Records from a collection of figures
* begin *

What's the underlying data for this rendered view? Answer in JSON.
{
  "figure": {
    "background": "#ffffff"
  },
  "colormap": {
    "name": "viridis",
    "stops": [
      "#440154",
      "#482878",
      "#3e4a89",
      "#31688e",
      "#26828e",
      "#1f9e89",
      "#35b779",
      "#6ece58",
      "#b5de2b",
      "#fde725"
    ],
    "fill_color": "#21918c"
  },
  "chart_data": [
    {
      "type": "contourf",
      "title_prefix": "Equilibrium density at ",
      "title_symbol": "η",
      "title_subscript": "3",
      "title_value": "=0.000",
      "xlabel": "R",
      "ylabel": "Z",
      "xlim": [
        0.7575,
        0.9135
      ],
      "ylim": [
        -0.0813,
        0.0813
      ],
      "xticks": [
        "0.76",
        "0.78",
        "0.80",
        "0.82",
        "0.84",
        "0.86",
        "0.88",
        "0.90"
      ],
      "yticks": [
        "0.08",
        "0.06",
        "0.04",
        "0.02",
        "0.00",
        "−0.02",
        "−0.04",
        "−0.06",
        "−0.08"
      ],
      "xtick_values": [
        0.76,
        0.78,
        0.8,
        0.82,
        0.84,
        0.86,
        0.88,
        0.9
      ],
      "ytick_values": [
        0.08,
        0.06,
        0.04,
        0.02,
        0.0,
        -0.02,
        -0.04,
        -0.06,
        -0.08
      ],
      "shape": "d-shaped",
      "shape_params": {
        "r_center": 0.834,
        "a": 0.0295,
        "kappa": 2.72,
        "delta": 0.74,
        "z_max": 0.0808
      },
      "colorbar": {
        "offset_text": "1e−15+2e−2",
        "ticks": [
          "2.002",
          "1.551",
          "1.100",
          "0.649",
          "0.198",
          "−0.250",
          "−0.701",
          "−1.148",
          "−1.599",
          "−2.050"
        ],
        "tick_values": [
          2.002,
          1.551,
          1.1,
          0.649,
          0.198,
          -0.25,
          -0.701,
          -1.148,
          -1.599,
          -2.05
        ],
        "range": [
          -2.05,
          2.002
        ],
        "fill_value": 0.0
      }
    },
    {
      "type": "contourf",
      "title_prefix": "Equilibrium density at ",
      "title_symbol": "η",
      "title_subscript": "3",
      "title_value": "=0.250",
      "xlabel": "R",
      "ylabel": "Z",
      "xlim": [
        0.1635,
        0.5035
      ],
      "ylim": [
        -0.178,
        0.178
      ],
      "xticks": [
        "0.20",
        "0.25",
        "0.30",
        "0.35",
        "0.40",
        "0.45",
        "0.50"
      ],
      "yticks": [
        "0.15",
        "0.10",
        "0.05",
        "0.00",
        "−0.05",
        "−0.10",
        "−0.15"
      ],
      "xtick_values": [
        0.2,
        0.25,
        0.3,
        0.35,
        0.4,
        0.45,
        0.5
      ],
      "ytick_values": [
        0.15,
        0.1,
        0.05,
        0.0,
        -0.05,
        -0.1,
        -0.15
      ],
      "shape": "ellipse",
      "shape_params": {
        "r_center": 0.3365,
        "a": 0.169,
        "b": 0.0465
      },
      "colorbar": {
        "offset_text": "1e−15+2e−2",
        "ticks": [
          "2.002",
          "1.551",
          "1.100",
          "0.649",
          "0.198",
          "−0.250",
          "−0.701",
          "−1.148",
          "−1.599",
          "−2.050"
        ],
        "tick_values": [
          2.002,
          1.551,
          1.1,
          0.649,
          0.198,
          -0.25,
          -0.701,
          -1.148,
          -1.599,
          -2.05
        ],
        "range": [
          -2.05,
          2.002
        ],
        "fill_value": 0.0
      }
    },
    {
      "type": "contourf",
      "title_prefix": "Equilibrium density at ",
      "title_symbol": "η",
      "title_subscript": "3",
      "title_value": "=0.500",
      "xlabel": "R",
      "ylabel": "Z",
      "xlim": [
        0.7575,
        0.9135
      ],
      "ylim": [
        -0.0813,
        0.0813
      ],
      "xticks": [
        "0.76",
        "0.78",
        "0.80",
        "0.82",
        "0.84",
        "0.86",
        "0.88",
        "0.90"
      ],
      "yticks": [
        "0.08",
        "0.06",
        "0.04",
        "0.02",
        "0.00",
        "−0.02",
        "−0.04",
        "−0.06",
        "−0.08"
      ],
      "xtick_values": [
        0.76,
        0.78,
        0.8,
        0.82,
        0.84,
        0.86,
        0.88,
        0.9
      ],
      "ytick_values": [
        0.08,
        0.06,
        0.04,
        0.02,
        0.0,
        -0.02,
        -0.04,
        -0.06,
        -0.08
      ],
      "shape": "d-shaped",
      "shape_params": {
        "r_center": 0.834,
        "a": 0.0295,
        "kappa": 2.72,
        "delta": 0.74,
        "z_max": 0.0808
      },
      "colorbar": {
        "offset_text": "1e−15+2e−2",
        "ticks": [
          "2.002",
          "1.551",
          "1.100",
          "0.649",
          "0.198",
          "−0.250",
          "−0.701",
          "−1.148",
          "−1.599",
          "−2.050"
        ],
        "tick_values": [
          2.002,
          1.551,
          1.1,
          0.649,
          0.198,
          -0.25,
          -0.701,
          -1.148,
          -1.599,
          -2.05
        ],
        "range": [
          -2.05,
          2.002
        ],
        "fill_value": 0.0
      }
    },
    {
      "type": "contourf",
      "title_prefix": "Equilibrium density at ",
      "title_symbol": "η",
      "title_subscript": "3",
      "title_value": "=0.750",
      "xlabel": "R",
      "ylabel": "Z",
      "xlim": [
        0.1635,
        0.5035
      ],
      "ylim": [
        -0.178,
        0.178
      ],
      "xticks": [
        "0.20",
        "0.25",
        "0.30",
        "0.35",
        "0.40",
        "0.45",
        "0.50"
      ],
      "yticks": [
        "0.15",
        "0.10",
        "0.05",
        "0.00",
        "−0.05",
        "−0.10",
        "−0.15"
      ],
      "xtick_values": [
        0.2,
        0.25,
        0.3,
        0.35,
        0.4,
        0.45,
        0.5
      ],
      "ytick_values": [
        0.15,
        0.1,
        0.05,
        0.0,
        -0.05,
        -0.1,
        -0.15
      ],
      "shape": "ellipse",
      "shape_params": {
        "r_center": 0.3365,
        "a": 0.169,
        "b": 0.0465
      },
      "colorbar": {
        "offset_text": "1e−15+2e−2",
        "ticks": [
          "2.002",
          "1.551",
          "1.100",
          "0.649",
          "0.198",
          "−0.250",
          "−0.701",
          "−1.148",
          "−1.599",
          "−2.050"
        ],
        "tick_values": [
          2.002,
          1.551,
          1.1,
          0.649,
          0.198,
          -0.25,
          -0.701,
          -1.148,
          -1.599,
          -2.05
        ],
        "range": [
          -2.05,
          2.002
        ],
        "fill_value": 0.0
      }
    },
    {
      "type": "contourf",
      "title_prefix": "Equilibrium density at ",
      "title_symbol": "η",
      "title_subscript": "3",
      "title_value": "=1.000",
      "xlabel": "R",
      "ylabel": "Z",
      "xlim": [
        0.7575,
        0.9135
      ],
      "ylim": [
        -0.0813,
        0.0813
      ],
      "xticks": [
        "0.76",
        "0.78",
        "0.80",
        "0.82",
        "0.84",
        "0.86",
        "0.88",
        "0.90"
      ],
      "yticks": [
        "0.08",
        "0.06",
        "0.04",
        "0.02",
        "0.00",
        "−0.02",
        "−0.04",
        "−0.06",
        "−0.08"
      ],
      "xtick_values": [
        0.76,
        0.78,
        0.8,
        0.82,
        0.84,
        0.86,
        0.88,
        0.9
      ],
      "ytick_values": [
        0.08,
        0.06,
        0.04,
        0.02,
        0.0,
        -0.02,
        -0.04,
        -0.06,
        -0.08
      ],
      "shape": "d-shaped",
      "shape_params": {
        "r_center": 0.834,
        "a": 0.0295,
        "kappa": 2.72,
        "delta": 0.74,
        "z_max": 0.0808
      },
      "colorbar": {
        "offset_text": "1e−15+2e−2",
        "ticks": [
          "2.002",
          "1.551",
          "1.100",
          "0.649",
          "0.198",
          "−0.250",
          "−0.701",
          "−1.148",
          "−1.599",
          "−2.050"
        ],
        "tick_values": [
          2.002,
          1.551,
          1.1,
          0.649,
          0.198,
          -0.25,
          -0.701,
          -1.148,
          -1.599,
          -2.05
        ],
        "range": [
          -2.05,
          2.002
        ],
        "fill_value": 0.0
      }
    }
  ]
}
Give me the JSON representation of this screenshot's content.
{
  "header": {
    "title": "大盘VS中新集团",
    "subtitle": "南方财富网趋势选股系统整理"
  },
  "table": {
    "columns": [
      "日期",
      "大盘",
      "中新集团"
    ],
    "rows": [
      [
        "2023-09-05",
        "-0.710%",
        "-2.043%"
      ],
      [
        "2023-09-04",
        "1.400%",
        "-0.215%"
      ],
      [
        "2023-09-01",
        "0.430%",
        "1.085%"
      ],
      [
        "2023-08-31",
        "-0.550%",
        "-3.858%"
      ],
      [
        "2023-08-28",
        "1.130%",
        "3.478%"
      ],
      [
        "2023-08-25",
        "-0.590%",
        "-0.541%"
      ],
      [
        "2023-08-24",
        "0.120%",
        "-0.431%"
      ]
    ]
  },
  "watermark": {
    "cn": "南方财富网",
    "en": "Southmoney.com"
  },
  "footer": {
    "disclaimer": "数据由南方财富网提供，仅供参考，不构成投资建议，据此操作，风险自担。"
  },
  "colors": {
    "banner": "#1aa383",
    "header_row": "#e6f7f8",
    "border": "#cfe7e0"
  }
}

* end *

* _Goal of the exercise_
Only the lines from the one that contains "Give me the" through the last line should be repeated, each exactly as it stands, with both ends included.

* _Output of the exercise_
Give me the JSON representation of this screenshot's content.
{
  "header": {
    "title": "大盘VS中新集团",
    "subtitle": "南方财富网趋势选股系统整理"
  },
  "table": {
    "columns": [
      "日期",
      "大盘",
      "中新集团"
    ],
    "rows": [
      [
        "2023-09-05",
        "-0.710%",
        "-2.043%"
      ],
      [
        "2023-09-04",
        "1.400%",
        "-0.215%"
      ],
      [
        "2023-09-01",
        "0.430%",
        "1.085%"
      ],
      [
        "2023-08-31",
        "-0.550%",
        "-3.858%"
      ],
      [
        "2023-08-28",
        "1.130%",
        "3.478%"
      ],
      [
        "2023-08-25",
        "-0.590%",
        "-0.541%"
      ],
      [
        "2023-08-24",
        "0.120%",
        "-0.431%"
      ]
    ]
  },
  "watermark": {
    "cn": "南方财富网",
    "en": "Southmoney.com"
  },
  "footer": {
    "disclaimer": "数据由南方财富网提供，仅供参考，不构成投资建议，据此操作，风险自担。"
  },
  "colors": {
    "banner": "#1aa383",
    "header_row": "#e6f7f8",
    "border": "#cfe7e0"
  }
}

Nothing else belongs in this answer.